Stored data entries:
* * * *

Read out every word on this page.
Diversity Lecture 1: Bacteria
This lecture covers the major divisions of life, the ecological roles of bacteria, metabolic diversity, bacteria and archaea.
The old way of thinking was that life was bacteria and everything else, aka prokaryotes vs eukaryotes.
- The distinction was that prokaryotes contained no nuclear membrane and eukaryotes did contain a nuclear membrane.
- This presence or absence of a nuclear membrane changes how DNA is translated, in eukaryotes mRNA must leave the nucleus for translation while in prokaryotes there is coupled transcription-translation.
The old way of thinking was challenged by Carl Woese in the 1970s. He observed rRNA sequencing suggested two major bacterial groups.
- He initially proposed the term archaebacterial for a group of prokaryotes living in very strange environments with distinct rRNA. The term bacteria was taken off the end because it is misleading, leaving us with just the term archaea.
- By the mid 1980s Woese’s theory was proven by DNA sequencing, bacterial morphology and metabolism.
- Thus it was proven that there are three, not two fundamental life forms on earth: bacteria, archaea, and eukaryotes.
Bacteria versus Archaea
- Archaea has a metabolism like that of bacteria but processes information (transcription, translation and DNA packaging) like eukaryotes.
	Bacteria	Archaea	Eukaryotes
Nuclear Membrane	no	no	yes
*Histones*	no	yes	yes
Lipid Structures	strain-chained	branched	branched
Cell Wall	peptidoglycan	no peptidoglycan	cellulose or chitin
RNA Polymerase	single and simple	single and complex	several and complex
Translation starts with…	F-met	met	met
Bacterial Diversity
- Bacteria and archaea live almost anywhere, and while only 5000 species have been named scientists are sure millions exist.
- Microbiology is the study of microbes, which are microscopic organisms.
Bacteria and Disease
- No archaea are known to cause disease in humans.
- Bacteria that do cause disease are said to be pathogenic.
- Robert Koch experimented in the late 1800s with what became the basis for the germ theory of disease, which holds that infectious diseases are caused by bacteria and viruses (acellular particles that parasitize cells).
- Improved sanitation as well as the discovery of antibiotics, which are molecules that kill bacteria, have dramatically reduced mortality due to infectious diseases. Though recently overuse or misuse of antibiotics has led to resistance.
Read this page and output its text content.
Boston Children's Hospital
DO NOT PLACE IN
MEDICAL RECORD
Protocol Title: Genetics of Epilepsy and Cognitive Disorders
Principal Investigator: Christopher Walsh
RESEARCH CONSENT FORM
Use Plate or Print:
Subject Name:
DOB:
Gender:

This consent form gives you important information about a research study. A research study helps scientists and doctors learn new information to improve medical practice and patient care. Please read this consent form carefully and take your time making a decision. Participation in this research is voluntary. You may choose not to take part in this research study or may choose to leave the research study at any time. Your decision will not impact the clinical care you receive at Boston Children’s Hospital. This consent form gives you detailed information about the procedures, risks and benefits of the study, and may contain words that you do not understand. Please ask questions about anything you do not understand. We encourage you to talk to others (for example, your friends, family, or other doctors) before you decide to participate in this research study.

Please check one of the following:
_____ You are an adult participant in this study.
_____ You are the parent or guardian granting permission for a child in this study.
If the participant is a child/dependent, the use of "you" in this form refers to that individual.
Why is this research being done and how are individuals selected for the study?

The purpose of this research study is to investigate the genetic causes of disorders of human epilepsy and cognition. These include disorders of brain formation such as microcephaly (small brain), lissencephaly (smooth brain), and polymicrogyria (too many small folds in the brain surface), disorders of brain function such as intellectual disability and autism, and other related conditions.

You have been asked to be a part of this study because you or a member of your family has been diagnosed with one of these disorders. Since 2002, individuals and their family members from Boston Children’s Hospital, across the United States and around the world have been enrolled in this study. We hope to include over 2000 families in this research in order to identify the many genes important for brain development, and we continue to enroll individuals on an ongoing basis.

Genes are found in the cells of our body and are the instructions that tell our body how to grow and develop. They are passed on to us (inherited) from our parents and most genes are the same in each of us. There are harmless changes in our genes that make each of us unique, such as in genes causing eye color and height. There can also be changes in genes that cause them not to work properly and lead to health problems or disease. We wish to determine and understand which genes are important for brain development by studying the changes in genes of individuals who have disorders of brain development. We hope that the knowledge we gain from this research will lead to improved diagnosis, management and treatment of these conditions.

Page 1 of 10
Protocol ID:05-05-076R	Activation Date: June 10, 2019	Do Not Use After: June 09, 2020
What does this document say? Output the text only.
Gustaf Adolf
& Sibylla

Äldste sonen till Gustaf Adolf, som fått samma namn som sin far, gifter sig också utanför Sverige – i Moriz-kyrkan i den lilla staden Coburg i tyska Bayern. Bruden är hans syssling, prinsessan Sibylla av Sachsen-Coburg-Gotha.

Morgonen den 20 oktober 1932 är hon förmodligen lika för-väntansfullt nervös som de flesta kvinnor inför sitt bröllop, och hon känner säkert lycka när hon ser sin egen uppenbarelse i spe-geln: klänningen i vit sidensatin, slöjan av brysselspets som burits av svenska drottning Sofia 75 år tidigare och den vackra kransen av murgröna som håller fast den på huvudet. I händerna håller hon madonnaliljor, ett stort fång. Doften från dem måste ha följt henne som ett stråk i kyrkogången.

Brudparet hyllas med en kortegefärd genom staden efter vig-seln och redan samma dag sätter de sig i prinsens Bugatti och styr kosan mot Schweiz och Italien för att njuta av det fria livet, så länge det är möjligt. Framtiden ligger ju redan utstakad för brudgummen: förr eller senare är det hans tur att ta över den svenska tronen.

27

* * * *

Task goal: Look through the entries above; find each line with the word "basis" and copy it.

Task result:
- Robert Koch experimented in the late 1800s with what became the basis for the germ theory of disease, which holds that infectious diseases are caused by bacteria and viruses (acellular particles that parasitize cells).
You have been asked to be a part of this study because you or a member of your family has been diagnosed with one of these disorders. Since 2002, individuals and their family members from Boston Children’s Hospital, across the United States and around the world have been enrolled in this study. We hope to include over 2000 families in this research in order to identify the many genes important for brain development, and we continue to enroll individuals on an ongoing basis.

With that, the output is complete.